> PROBLEM:
Restate, word for word, every line of the data.

Dataset excerpts:
==========

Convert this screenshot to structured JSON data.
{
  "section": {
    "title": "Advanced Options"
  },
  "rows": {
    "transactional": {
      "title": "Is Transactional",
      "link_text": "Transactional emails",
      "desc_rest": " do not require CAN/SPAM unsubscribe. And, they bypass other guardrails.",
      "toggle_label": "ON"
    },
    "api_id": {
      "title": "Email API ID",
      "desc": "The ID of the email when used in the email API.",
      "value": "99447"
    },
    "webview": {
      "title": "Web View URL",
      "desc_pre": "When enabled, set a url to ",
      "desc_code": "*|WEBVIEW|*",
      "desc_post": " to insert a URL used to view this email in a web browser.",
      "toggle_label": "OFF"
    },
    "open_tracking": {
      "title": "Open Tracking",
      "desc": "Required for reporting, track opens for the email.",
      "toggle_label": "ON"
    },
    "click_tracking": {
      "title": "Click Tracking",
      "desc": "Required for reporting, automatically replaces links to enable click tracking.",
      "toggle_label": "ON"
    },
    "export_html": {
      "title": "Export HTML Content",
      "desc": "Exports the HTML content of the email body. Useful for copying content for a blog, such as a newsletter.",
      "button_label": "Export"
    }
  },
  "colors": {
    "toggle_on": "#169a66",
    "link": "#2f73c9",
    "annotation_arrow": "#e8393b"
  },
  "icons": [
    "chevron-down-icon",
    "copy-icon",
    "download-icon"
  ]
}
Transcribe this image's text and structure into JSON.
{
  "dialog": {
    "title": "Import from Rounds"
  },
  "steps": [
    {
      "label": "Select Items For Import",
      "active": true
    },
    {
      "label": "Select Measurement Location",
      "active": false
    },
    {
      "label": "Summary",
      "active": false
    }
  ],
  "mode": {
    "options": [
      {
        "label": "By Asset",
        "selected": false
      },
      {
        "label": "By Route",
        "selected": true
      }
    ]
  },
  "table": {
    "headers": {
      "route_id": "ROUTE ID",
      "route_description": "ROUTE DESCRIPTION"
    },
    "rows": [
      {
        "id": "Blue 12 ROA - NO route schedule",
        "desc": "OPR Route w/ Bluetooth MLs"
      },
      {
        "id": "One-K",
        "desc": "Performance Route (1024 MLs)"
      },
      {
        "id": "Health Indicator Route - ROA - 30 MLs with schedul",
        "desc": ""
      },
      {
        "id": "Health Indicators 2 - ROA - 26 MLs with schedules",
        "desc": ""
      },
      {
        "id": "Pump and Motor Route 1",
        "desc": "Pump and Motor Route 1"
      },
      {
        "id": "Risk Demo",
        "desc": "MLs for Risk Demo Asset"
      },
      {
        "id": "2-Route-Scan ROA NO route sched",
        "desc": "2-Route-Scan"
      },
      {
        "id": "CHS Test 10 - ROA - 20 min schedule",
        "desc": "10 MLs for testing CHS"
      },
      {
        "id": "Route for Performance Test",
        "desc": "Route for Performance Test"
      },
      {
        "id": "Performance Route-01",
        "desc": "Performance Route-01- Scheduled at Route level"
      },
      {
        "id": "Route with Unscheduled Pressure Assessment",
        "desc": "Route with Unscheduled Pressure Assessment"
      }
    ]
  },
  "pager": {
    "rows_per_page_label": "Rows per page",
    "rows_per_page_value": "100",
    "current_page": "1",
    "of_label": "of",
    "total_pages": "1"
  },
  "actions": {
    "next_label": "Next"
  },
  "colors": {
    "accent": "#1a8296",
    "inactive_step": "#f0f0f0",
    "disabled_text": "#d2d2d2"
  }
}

==========

> SOLUTION TO THE PROBLEM:
Convert this screenshot to structured JSON data.
{
  "section": {
    "title": "Advanced Options"
  },
  "rows": {
    "transactional": {
      "title": "Is Transactional",
      "link_text": "Transactional emails",
      "desc_rest": " do not require CAN/SPAM unsubscribe. And, they bypass other guardrails.",
      "toggle_label": "ON"
    },
    "api_id": {
      "title": "Email API ID",
      "desc": "The ID of the email when used in the email API.",
      "value": "99447"
    },
    "webview": {
      "title": "Web View URL",
      "desc_pre": "When enabled, set a url to ",
      "desc_code": "*|WEBVIEW|*",
      "desc_post": " to insert a URL used to view this email in a web browser.",
      "toggle_label": "OFF"
    },
    "open_tracking": {
      "title": "Open Tracking",
      "desc": "Required for reporting, track opens for the email.",
      "toggle_label": "ON"
    },
    "click_tracking": {
      "title": "Click Tracking",
      "desc": "Required for reporting, automatically replaces links to enable click tracking.",
      "toggle_label": "ON"
    },
    "export_html": {
      "title": "Export HTML Content",
      "desc": "Exports the HTML content of the email body. Useful for copying content for a blog, such as a newsletter.",
      "button_label": "Export"
    }
  },
  "colors": {
    "toggle_on": "#169a66",
    "link": "#2f73c9",
    "annotation_arrow": "#e8393b"
  },
  "icons": [
    "chevron-down-icon",
    "copy-icon",
    "download-icon"
  ]
}
Transcribe this image's text and structure into JSON.
{
  "dialog": {
    "title": "Import from Rounds"
  },
  "steps": [
    {
      "label": "Select Items For Import",
      "active": true
    },
    {
      "label": "Select Measurement Location",
      "active": false
    },
    {
      "label": "Summary",
      "active": false
    }
  ],
  "mode": {
    "options": [
      {
        "label": "By Asset",
        "selected": false
      },
      {
        "label": "By Route",
        "selected": true
      }
    ]
  },
  "table": {
    "headers": {
      "route_id": "ROUTE ID",
      "route_description": "ROUTE DESCRIPTION"
    },
    "rows": [
      {
        "id": "Blue 12 ROA - NO route schedule",
        "desc": "OPR Route w/ Bluetooth MLs"
      },
      {
        "id": "One-K",
        "desc": "Performance Route (1024 MLs)"
      },
      {
        "id": "Health Indicator Route - ROA - 30 MLs with schedul",
        "desc": ""
      },
      {
        "id": "Health Indicators 2 - ROA - 26 MLs with schedules",
        "desc": ""
      },
      {
        "id": "Pump and Motor Route 1",
        "desc": "Pump and Motor Route 1"
      },
      {
        "id": "Risk Demo",
        "desc": "MLs for Risk Demo Asset"
      },
      {
        "id": "2-Route-Scan ROA NO route sched",
        "desc": "2-Route-Scan"
      },
      {
        "id": "CHS Test 10 - ROA - 20 min schedule",
        "desc": "10 MLs for testing CHS"
      },
      {
        "id": "Route for Performance Test",
        "desc": "Route for Performance Test"
      },
      {
        "id": "Performance Route-01",
        "desc": "Performance Route-01- Scheduled at Route level"
      },
      {
        "id": "Route with Unscheduled Pressure Assessment",
        "desc": "Route with Unscheduled Pressure Assessment"
      }
    ]
  },
  "pager": {
    "rows_per_page_label": "Rows per page",
    "rows_per_page_value": "100",
    "current_page": "1",
    "of_label": "of",
    "total_pages": "1"
  },
  "actions": {
    "next_label": "Next"
  },
  "colors": {
    "accent": "#1a8296",
    "inactive_step": "#f0f0f0",
    "disabled_text": "#d2d2d2"
  }
}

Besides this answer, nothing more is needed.